▶ _EXERCISE PROMPT_:
Return all of the data exactly as given.
>> begin EXTRACTED MATERIAL
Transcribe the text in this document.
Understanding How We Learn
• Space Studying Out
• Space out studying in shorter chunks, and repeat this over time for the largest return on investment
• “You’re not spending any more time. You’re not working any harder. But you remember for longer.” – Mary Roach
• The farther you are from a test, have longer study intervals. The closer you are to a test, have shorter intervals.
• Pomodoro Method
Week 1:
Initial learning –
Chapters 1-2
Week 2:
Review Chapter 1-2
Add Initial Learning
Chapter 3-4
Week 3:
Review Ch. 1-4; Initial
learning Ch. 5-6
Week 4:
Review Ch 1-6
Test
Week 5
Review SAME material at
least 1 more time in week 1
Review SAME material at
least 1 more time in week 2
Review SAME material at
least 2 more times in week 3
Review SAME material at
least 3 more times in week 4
>> end EXTRACTED MATERIAL
▶ _RESPONSE TO THE EXERCISE_:
Transcribe the text in this document.
Understanding How We Learn
• Space Studying Out
• Space out studying in shorter chunks, and repeat this over time for the largest return on investment
• “You’re not spending any more time. You’re not working any harder. But you remember for longer.” – Mary Roach
• The farther you are from a test, have longer study intervals. The closer you are to a test, have shorter intervals.
• Pomodoro Method
Week 1:
Initial learning –
Chapters 1-2
Week 2:
Review Chapter 1-2
Add Initial Learning
Chapter 3-4
Week 3:
Review Ch. 1-4; Initial
learning Ch. 5-6
Week 4:
Review Ch 1-6
Test
Week 5
Review SAME material at
least 1 more time in week 1
Review SAME material at
least 1 more time in week 2
Review SAME material at
least 2 more times in week 3
Review SAME material at
least 3 more times in week 4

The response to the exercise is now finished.